◆ EXERCISE INSTRUCTIONS ◆
Output each entry below as it stands, leaving out every picture.
#### MATERIAL TO PROCESS ####
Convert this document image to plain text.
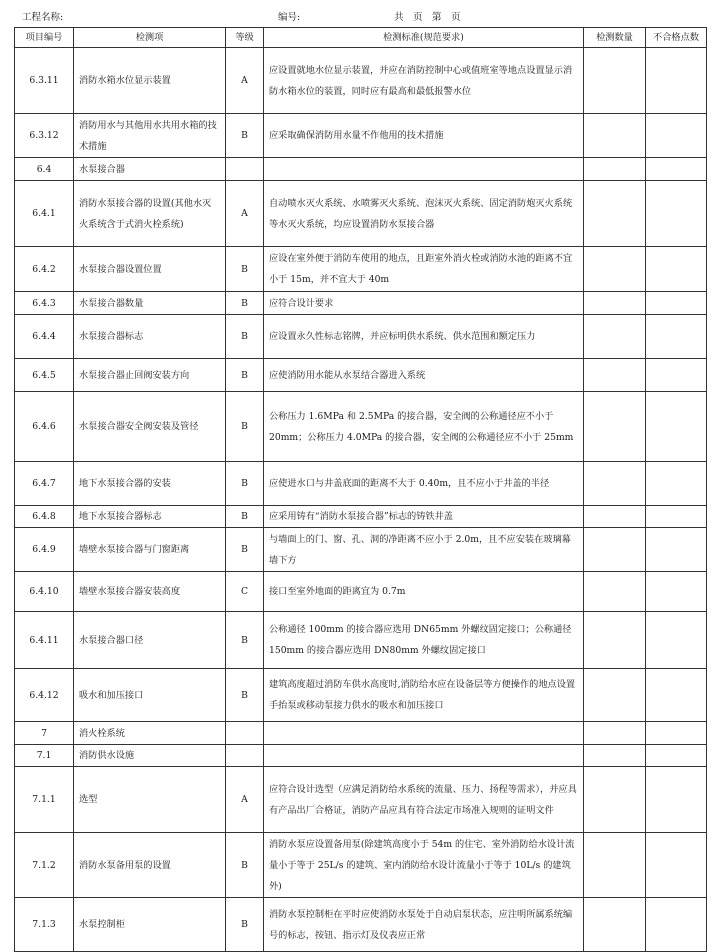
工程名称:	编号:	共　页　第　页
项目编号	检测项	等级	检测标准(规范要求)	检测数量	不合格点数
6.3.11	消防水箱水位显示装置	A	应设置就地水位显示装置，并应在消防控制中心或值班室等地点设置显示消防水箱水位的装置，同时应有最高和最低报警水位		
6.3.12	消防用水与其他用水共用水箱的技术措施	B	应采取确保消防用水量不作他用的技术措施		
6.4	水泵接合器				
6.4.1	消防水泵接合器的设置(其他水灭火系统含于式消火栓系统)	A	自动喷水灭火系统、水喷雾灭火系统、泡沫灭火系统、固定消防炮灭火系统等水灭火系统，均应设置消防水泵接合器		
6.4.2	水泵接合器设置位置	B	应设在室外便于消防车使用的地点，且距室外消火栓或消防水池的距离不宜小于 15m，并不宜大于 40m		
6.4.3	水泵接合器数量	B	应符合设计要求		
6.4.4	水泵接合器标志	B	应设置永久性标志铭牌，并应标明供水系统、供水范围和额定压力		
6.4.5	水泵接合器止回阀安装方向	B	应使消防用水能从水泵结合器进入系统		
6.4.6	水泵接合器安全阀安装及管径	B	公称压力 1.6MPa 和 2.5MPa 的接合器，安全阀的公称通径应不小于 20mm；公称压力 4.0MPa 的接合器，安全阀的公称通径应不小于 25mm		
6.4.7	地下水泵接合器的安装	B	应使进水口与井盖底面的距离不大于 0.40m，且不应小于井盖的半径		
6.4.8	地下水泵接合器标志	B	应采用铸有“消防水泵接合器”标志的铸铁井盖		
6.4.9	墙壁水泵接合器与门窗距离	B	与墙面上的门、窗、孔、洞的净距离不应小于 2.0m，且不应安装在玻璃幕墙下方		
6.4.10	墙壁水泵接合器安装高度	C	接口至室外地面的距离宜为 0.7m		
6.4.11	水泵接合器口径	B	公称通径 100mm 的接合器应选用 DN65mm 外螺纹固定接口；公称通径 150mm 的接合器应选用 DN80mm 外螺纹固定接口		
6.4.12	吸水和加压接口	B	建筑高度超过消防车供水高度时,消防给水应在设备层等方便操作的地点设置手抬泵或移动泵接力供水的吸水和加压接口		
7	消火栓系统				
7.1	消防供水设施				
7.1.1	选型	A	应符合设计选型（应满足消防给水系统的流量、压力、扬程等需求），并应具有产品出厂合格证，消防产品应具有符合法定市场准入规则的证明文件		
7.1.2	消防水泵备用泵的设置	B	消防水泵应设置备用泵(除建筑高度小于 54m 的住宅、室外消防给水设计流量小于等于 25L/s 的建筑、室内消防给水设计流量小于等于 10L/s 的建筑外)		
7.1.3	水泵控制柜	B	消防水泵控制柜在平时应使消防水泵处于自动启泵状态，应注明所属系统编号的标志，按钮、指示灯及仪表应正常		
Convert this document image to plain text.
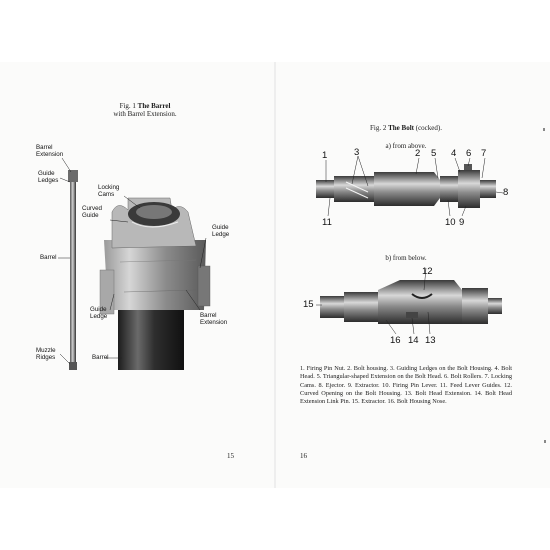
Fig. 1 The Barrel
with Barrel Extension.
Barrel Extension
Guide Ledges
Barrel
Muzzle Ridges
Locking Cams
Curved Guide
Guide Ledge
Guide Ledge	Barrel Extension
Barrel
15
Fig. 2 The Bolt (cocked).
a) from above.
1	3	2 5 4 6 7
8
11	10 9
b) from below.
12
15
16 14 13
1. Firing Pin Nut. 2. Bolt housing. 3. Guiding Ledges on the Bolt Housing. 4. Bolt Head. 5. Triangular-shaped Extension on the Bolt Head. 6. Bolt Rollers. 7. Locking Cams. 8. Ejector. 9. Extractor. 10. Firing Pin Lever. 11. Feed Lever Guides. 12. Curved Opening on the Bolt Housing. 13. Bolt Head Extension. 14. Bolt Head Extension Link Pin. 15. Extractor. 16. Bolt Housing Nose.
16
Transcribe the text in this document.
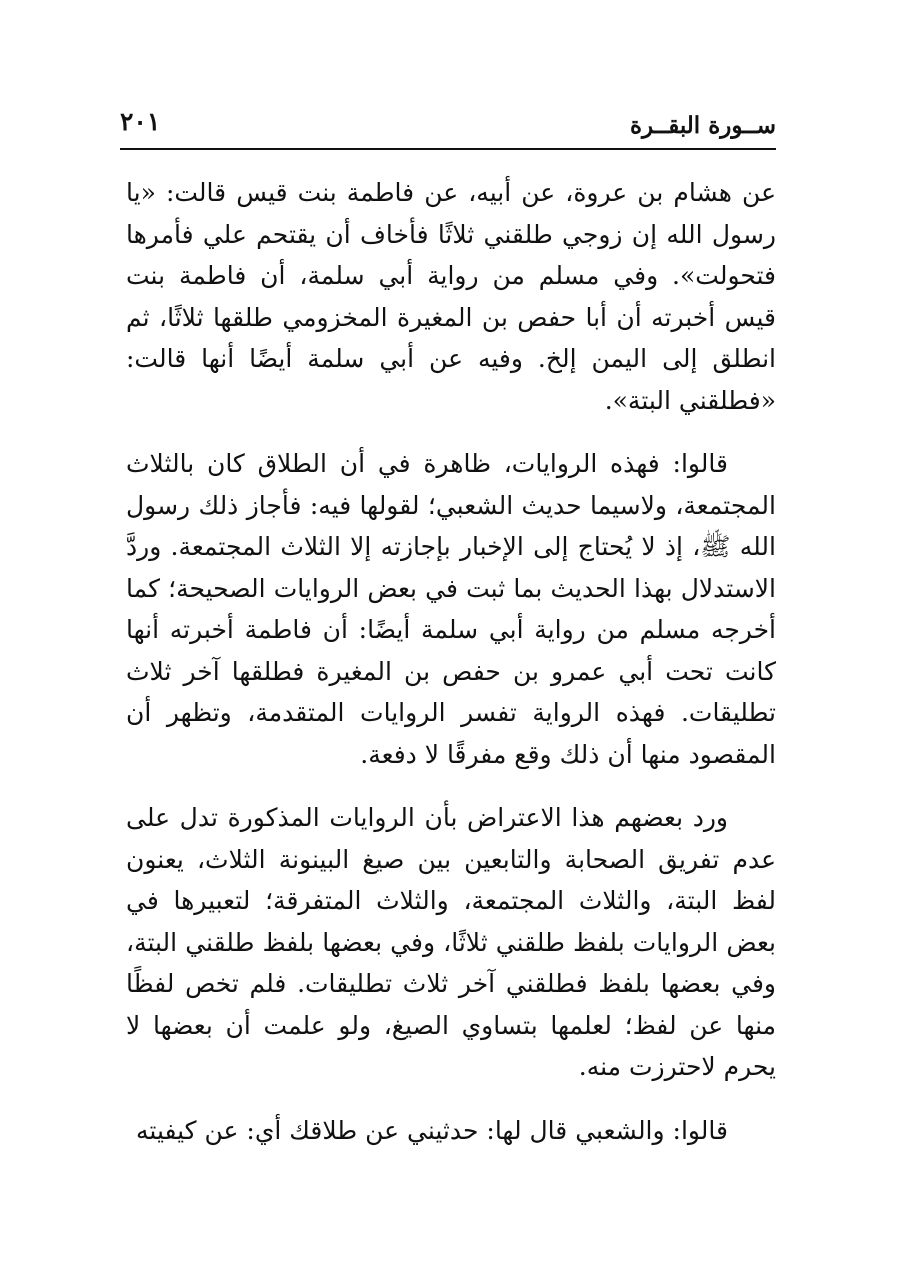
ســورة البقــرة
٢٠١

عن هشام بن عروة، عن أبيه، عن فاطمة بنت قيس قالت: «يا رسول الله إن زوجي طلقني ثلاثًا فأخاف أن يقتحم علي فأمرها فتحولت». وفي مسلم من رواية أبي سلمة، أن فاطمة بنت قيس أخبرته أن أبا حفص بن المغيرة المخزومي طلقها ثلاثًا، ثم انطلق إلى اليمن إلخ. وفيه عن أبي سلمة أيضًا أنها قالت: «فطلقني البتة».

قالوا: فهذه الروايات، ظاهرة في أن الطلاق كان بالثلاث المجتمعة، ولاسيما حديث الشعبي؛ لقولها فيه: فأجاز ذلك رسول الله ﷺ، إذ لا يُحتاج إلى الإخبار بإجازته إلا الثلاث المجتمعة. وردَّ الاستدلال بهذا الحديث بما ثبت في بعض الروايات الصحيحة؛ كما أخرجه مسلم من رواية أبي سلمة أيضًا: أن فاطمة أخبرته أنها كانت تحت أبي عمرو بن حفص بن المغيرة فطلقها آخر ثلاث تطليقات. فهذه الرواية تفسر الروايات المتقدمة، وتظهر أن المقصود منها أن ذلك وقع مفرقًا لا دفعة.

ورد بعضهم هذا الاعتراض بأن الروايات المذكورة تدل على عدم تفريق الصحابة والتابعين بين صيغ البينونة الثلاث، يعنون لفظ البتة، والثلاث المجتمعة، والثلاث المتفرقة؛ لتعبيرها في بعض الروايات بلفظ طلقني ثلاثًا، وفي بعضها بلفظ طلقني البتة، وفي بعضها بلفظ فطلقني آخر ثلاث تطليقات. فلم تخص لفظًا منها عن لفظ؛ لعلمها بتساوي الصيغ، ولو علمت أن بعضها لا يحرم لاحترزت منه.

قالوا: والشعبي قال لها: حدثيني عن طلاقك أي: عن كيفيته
####
◆ SOLUTION BELOW ◆
Convert this document image to plain text.
工程名称:	编号:	共　页　第　页
项目编号	检测项	等级	检测标准(规范要求)	检测数量	不合格点数
6.3.11	消防水箱水位显示装置	A	应设置就地水位显示装置，并应在消防控制中心或值班室等地点设置显示消防水箱水位的装置，同时应有最高和最低报警水位		
6.3.12	消防用水与其他用水共用水箱的技术措施	B	应采取确保消防用水量不作他用的技术措施		
6.4	水泵接合器				
6.4.1	消防水泵接合器的设置(其他水灭火系统含于式消火栓系统)	A	自动喷水灭火系统、水喷雾灭火系统、泡沫灭火系统、固定消防炮灭火系统等水灭火系统，均应设置消防水泵接合器		
6.4.2	水泵接合器设置位置	B	应设在室外便于消防车使用的地点，且距室外消火栓或消防水池的距离不宜小于 15m，并不宜大于 40m		
6.4.3	水泵接合器数量	B	应符合设计要求		
6.4.4	水泵接合器标志	B	应设置永久性标志铭牌，并应标明供水系统、供水范围和额定压力		
6.4.5	水泵接合器止回阀安装方向	B	应使消防用水能从水泵结合器进入系统		
6.4.6	水泵接合器安全阀安装及管径	B	公称压力 1.6MPa 和 2.5MPa 的接合器，安全阀的公称通径应不小于 20mm；公称压力 4.0MPa 的接合器，安全阀的公称通径应不小于 25mm		
6.4.7	地下水泵接合器的安装	B	应使进水口与井盖底面的距离不大于 0.40m，且不应小于井盖的半径		
6.4.8	地下水泵接合器标志	B	应采用铸有“消防水泵接合器”标志的铸铁井盖		
6.4.9	墙壁水泵接合器与门窗距离	B	与墙面上的门、窗、孔、洞的净距离不应小于 2.0m，且不应安装在玻璃幕墙下方		
6.4.10	墙壁水泵接合器安装高度	C	接口至室外地面的距离宜为 0.7m		
6.4.11	水泵接合器口径	B	公称通径 100mm 的接合器应选用 DN65mm 外螺纹固定接口；公称通径 150mm 的接合器应选用 DN80mm 外螺纹固定接口		
6.4.12	吸水和加压接口	B	建筑高度超过消防车供水高度时,消防给水应在设备层等方便操作的地点设置手抬泵或移动泵接力供水的吸水和加压接口		
7	消火栓系统				
7.1	消防供水设施				
7.1.1	选型	A	应符合设计选型（应满足消防给水系统的流量、压力、扬程等需求），并应具有产品出厂合格证，消防产品应具有符合法定市场准入规则的证明文件		
7.1.2	消防水泵备用泵的设置	B	消防水泵应设置备用泵(除建筑高度小于 54m 的住宅、室外消防给水设计流量小于等于 25L/s 的建筑、室内消防给水设计流量小于等于 10L/s 的建筑外)		
7.1.3	水泵控制柜	B	消防水泵控制柜在平时应使消防水泵处于自动启泵状态，应注明所属系统编号的标志，按钮、指示灯及仪表应正常		
Convert this document image to plain text.
Fig. 1 The Barrel
with Barrel Extension.
Barrel Extension
Guide Ledges
Barrel
Muzzle Ridges
Locking Cams
Curved Guide
Guide Ledge
Guide Ledge	Barrel Extension
Barrel
15
Fig. 2 The Bolt (cocked).
a) from above.
1	3	2 5 4 6 7
8
11	10 9
b) from below.
12
15
16 14 13
1. Firing Pin Nut. 2. Bolt housing. 3. Guiding Ledges on the Bolt Housing. 4. Bolt Head. 5. Triangular-shaped Extension on the Bolt Head. 6. Bolt Rollers. 7. Locking Cams. 8. Ejector. 9. Extractor. 10. Firing Pin Lever. 11. Feed Lever Guides. 12. Curved Opening on the Bolt Housing. 13. Bolt Head Extension. 14. Bolt Head Extension Link Pin. 15. Extractor. 16. Bolt Housing Nose.
16
Transcribe the text in this document.
ســورة البقــرة
٢٠١

عن هشام بن عروة، عن أبيه، عن فاطمة بنت قيس قالت: «يا رسول الله إن زوجي طلقني ثلاثًا فأخاف أن يقتحم علي فأمرها فتحولت». وفي مسلم من رواية أبي سلمة، أن فاطمة بنت قيس أخبرته أن أبا حفص بن المغيرة المخزومي طلقها ثلاثًا، ثم انطلق إلى اليمن إلخ. وفيه عن أبي سلمة أيضًا أنها قالت: «فطلقني البتة».

قالوا: فهذه الروايات، ظاهرة في أن الطلاق كان بالثلاث المجتمعة، ولاسيما حديث الشعبي؛ لقولها فيه: فأجاز ذلك رسول الله ﷺ، إذ لا يُحتاج إلى الإخبار بإجازته إلا الثلاث المجتمعة. وردَّ الاستدلال بهذا الحديث بما ثبت في بعض الروايات الصحيحة؛ كما أخرجه مسلم من رواية أبي سلمة أيضًا: أن فاطمة أخبرته أنها كانت تحت أبي عمرو بن حفص بن المغيرة فطلقها آخر ثلاث تطليقات. فهذه الرواية تفسر الروايات المتقدمة، وتظهر أن المقصود منها أن ذلك وقع مفرقًا لا دفعة.

ورد بعضهم هذا الاعتراض بأن الروايات المذكورة تدل على عدم تفريق الصحابة والتابعين بين صيغ البينونة الثلاث، يعنون لفظ البتة، والثلاث المجتمعة، والثلاث المتفرقة؛ لتعبيرها في بعض الروايات بلفظ طلقني ثلاثًا، وفي بعضها بلفظ طلقني البتة، وفي بعضها بلفظ فطلقني آخر ثلاث تطليقات. فلم تخص لفظًا منها عن لفظ؛ لعلمها بتساوي الصيغ، ولو علمت أن بعضها لا يحرم لاحترزت منه.

قالوا: والشعبي قال لها: حدثيني عن طلاقك أي: عن كيفيته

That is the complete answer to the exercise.